_Problem description:_ Every record gets copied exactly, and no picture goes with it.
<<<<
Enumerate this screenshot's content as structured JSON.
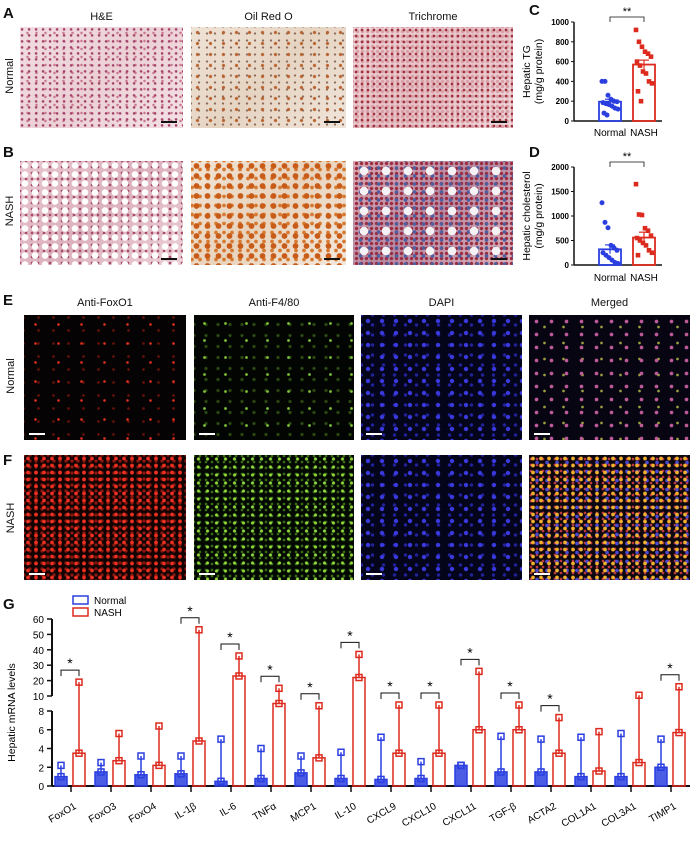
{
  "panels": {
    "A": {
      "letter": "A",
      "columns": [
        "H&E",
        "Oil Red O",
        "Trichrome"
      ],
      "row_label": "Normal"
    },
    "B": {
      "letter": "B",
      "row_label": "NASH"
    },
    "E": {
      "letter": "E",
      "columns": [
        "Anti-FoxO1",
        "Anti-F4/80",
        "DAPI",
        "Merged"
      ],
      "row_label": "Normal"
    },
    "F": {
      "letter": "F",
      "row_label": "NASH"
    },
    "C": {
      "letter": "C"
    },
    "D": {
      "letter": "D"
    },
    "G": {
      "letter": "G"
    }
  },
  "colors": {
    "normal": "#2b3fe0",
    "nash": "#dd2a1e"
  },
  "chart_data": [
    {
      "id": "C",
      "type": "bar",
      "ylabel": [
        "Hepatic TG",
        "(mg/g protein)"
      ],
      "categories": [
        "Normal",
        "NASH"
      ],
      "ylim": [
        0,
        1000
      ],
      "yticks": [
        0,
        200,
        400,
        600,
        800,
        1000
      ],
      "significance": "**",
      "series": [
        {
          "values_mean": 195,
          "sem": 25,
          "points": [
            400,
            400,
            260,
            220,
            200,
            195,
            185,
            175,
            165,
            150,
            130,
            120,
            80,
            60
          ],
          "marker": "circle"
        },
        {
          "values_mean": 570,
          "sem": 45,
          "points": [
            920,
            800,
            750,
            700,
            680,
            650,
            600,
            560,
            500,
            480,
            400,
            380,
            300,
            200
          ],
          "marker": "square"
        }
      ]
    },
    {
      "id": "D",
      "type": "bar",
      "ylabel": [
        "Hepatic cholesterol",
        "(mg/g protein)"
      ],
      "categories": [
        "Normal",
        "NASH"
      ],
      "ylim": [
        0,
        2000
      ],
      "yticks": [
        0,
        500,
        1000,
        1500,
        2000
      ],
      "significance": "**",
      "series": [
        {
          "values_mean": 320,
          "sem": 90,
          "points": [
            1270,
            870,
            760,
            400,
            350,
            300,
            250,
            200,
            150,
            100,
            50,
            30
          ],
          "marker": "circle"
        },
        {
          "values_mean": 560,
          "sem": 110,
          "points": [
            1650,
            1030,
            1020,
            750,
            700,
            600,
            550,
            500,
            450,
            400,
            300,
            250,
            200
          ],
          "marker": "square"
        }
      ]
    },
    {
      "id": "G",
      "type": "bar",
      "ylabel": "Hepatic mRNA levels",
      "legend": {
        "position": "top-left",
        "entries": [
          "Normal",
          "NASH"
        ]
      },
      "yaxis": "broken",
      "yticks_lower": [
        0,
        2,
        4,
        6,
        8
      ],
      "yticks_upper": [
        10,
        20,
        30,
        40,
        50,
        60
      ],
      "categories": [
        "FoxO1",
        "FoxO3",
        "FoxO4",
        "IL-1β",
        "IL-6",
        "TNFα",
        "MCP1",
        "IL-10",
        "CXCL9",
        "CXCL10",
        "CXCL11",
        "TGF-β",
        "ACTA2",
        "COL1A1",
        "COL3A1",
        "TIMP1"
      ],
      "series": [
        {
          "name": "Normal",
          "mean": [
            1.0,
            1.5,
            1.2,
            1.3,
            0.5,
            0.8,
            1.4,
            0.8,
            0.7,
            0.8,
            2.2,
            1.5,
            1.5,
            1.0,
            1.0,
            2.0
          ],
          "max": [
            2.2,
            2.5,
            3.2,
            3.2,
            5.0,
            4.0,
            3.2,
            3.6,
            5.2,
            2.6,
            2.2,
            5.3,
            5.0,
            5.2,
            5.6,
            5.0
          ]
        },
        {
          "name": "NASH",
          "mean": [
            3.5,
            2.7,
            2.2,
            4.8,
            23,
            9.0,
            3.0,
            22,
            3.5,
            3.5,
            6.0,
            6.0,
            3.5,
            1.6,
            2.5,
            5.7
          ],
          "max": [
            19,
            5.6,
            6.4,
            53,
            36,
            15,
            8.7,
            37,
            8.8,
            8.8,
            26,
            8.8,
            7.3,
            5.8,
            10.5,
            16
          ]
        }
      ],
      "significance": [
        "*",
        "",
        "",
        "*",
        "*",
        "*",
        "*",
        "*",
        "*",
        "*",
        "*",
        "*",
        "*",
        "",
        "",
        "*"
      ]
    }
  ]
}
>>>>
_Task response:_
Enumerate this screenshot's content as structured JSON.
{
  "panels": {
    "A": {
      "letter": "A",
      "columns": [
        "H&E",
        "Oil Red O",
        "Trichrome"
      ],
      "row_label": "Normal"
    },
    "B": {
      "letter": "B",
      "row_label": "NASH"
    },
    "E": {
      "letter": "E",
      "columns": [
        "Anti-FoxO1",
        "Anti-F4/80",
        "DAPI",
        "Merged"
      ],
      "row_label": "Normal"
    },
    "F": {
      "letter": "F",
      "row_label": "NASH"
    },
    "C": {
      "letter": "C"
    },
    "D": {
      "letter": "D"
    },
    "G": {
      "letter": "G"
    }
  },
  "colors": {
    "normal": "#2b3fe0",
    "nash": "#dd2a1e"
  },
  "chart_data": [
    {
      "id": "C",
      "type": "bar",
      "ylabel": [
        "Hepatic TG",
        "(mg/g protein)"
      ],
      "categories": [
        "Normal",
        "NASH"
      ],
      "ylim": [
        0,
        1000
      ],
      "yticks": [
        0,
        200,
        400,
        600,
        800,
        1000
      ],
      "significance": "**",
      "series": [
        {
          "values_mean": 195,
          "sem": 25,
          "points": [
            400,
            400,
            260,
            220,
            200,
            195,
            185,
            175,
            165,
            150,
            130,
            120,
            80,
            60
          ],
          "marker": "circle"
        },
        {
          "values_mean": 570,
          "sem": 45,
          "points": [
            920,
            800,
            750,
            700,
            680,
            650,
            600,
            560,
            500,
            480,
            400,
            380,
            300,
            200
          ],
          "marker": "square"
        }
      ]
    },
    {
      "id": "D",
      "type": "bar",
      "ylabel": [
        "Hepatic cholesterol",
        "(mg/g protein)"
      ],
      "categories": [
        "Normal",
        "NASH"
      ],
      "ylim": [
        0,
        2000
      ],
      "yticks": [
        0,
        500,
        1000,
        1500,
        2000
      ],
      "significance": "**",
      "series": [
        {
          "values_mean": 320,
          "sem": 90,
          "points": [
            1270,
            870,
            760,
            400,
            350,
            300,
            250,
            200,
            150,
            100,
            50,
            30
          ],
          "marker": "circle"
        },
        {
          "values_mean": 560,
          "sem": 110,
          "points": [
            1650,
            1030,
            1020,
            750,
            700,
            600,
            550,
            500,
            450,
            400,
            300,
            250,
            200
          ],
          "marker": "square"
        }
      ]
    },
    {
      "id": "G",
      "type": "bar",
      "ylabel": "Hepatic mRNA levels",
      "legend": {
        "position": "top-left",
        "entries": [
          "Normal",
          "NASH"
        ]
      },
      "yaxis": "broken",
      "yticks_lower": [
        0,
        2,
        4,
        6,
        8
      ],
      "yticks_upper": [
        10,
        20,
        30,
        40,
        50,
        60
      ],
      "categories": [
        "FoxO1",
        "FoxO3",
        "FoxO4",
        "IL-1β",
        "IL-6",
        "TNFα",
        "MCP1",
        "IL-10",
        "CXCL9",
        "CXCL10",
        "CXCL11",
        "TGF-β",
        "ACTA2",
        "COL1A1",
        "COL3A1",
        "TIMP1"
      ],
      "series": [
        {
          "name": "Normal",
          "mean": [
            1.0,
            1.5,
            1.2,
            1.3,
            0.5,
            0.8,
            1.4,
            0.8,
            0.7,
            0.8,
            2.2,
            1.5,
            1.5,
            1.0,
            1.0,
            2.0
          ],
          "max": [
            2.2,
            2.5,
            3.2,
            3.2,
            5.0,
            4.0,
            3.2,
            3.6,
            5.2,
            2.6,
            2.2,
            5.3,
            5.0,
            5.2,
            5.6,
            5.0
          ]
        },
        {
          "name": "NASH",
          "mean": [
            3.5,
            2.7,
            2.2,
            4.8,
            23,
            9.0,
            3.0,
            22,
            3.5,
            3.5,
            6.0,
            6.0,
            3.5,
            1.6,
            2.5,
            5.7
          ],
          "max": [
            19,
            5.6,
            6.4,
            53,
            36,
            15,
            8.7,
            37,
            8.8,
            8.8,
            26,
            8.8,
            7.3,
            5.8,
            10.5,
            16
          ]
        }
      ],
      "significance": [
        "*",
        "",
        "",
        "*",
        "*",
        "*",
        "*",
        "*",
        "*",
        "*",
        "*",
        "*",
        "*",
        "",
        "",
        "*"
      ]
    }
  ]
}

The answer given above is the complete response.